**BRIEF:** Exactly as given, repeat all of the entries.
===== DATA LINES =====
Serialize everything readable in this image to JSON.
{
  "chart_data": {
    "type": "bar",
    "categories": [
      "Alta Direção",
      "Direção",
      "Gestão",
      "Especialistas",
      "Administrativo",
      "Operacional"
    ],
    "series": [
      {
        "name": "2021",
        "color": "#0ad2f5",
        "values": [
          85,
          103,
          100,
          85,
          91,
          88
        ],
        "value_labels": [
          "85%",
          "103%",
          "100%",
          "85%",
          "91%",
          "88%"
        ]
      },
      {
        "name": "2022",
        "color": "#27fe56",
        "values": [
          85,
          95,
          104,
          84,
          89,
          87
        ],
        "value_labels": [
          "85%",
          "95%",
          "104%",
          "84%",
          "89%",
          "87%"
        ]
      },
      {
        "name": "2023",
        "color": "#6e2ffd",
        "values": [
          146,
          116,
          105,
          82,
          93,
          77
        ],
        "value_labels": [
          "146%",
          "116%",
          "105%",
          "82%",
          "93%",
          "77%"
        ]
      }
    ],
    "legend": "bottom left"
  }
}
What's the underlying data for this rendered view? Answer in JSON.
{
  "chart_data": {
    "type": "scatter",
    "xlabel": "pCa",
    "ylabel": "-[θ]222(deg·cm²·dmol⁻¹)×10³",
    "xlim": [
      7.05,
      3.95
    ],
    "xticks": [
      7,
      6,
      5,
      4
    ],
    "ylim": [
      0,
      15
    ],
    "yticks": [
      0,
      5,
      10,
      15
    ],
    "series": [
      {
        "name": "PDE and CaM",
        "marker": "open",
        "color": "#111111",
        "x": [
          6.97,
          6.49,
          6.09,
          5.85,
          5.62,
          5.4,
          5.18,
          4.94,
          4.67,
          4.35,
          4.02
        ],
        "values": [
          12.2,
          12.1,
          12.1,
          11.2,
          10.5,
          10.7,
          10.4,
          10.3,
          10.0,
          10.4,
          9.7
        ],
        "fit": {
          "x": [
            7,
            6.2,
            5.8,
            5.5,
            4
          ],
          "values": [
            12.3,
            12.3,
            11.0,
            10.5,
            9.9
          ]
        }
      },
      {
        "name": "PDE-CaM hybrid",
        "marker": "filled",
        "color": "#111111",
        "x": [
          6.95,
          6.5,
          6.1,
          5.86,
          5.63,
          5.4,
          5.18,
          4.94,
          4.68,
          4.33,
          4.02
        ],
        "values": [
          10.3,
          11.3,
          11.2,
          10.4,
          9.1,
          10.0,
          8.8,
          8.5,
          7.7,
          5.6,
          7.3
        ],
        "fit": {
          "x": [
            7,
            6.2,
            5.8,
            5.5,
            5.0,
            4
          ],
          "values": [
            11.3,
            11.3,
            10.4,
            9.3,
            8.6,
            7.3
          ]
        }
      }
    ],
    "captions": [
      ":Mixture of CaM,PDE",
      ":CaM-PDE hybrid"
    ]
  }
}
=====
**RESULT:**
Serialize everything readable in this image to JSON.
{
  "chart_data": {
    "type": "bar",
    "categories": [
      "Alta Direção",
      "Direção",
      "Gestão",
      "Especialistas",
      "Administrativo",
      "Operacional"
    ],
    "series": [
      {
        "name": "2021",
        "color": "#0ad2f5",
        "values": [
          85,
          103,
          100,
          85,
          91,
          88
        ],
        "value_labels": [
          "85%",
          "103%",
          "100%",
          "85%",
          "91%",
          "88%"
        ]
      },
      {
        "name": "2022",
        "color": "#27fe56",
        "values": [
          85,
          95,
          104,
          84,
          89,
          87
        ],
        "value_labels": [
          "85%",
          "95%",
          "104%",
          "84%",
          "89%",
          "87%"
        ]
      },
      {
        "name": "2023",
        "color": "#6e2ffd",
        "values": [
          146,
          116,
          105,
          82,
          93,
          77
        ],
        "value_labels": [
          "146%",
          "116%",
          "105%",
          "82%",
          "93%",
          "77%"
        ]
      }
    ],
    "legend": "bottom left"
  }
}
What's the underlying data for this rendered view? Answer in JSON.
{
  "chart_data": {
    "type": "scatter",
    "xlabel": "pCa",
    "ylabel": "-[θ]222(deg·cm²·dmol⁻¹)×10³",
    "xlim": [
      7.05,
      3.95
    ],
    "xticks": [
      7,
      6,
      5,
      4
    ],
    "ylim": [
      0,
      15
    ],
    "yticks": [
      0,
      5,
      10,
      15
    ],
    "series": [
      {
        "name": "PDE and CaM",
        "marker": "open",
        "color": "#111111",
        "x": [
          6.97,
          6.49,
          6.09,
          5.85,
          5.62,
          5.4,
          5.18,
          4.94,
          4.67,
          4.35,
          4.02
        ],
        "values": [
          12.2,
          12.1,
          12.1,
          11.2,
          10.5,
          10.7,
          10.4,
          10.3,
          10.0,
          10.4,
          9.7
        ],
        "fit": {
          "x": [
            7,
            6.2,
            5.8,
            5.5,
            4
          ],
          "values": [
            12.3,
            12.3,
            11.0,
            10.5,
            9.9
          ]
        }
      },
      {
        "name": "PDE-CaM hybrid",
        "marker": "filled",
        "color": "#111111",
        "x": [
          6.95,
          6.5,
          6.1,
          5.86,
          5.63,
          5.4,
          5.18,
          4.94,
          4.68,
          4.33,
          4.02
        ],
        "values": [
          10.3,
          11.3,
          11.2,
          10.4,
          9.1,
          10.0,
          8.8,
          8.5,
          7.7,
          5.6,
          7.3
        ],
        "fit": {
          "x": [
            7,
            6.2,
            5.8,
            5.5,
            5.0,
            4
          ],
          "values": [
            11.3,
            11.3,
            10.4,
            9.3,
            8.6,
            7.3
          ]
        }
      }
    ],
    "captions": [
      ":Mixture of CaM,PDE",
      ":CaM-PDE hybrid"
    ]
  }
}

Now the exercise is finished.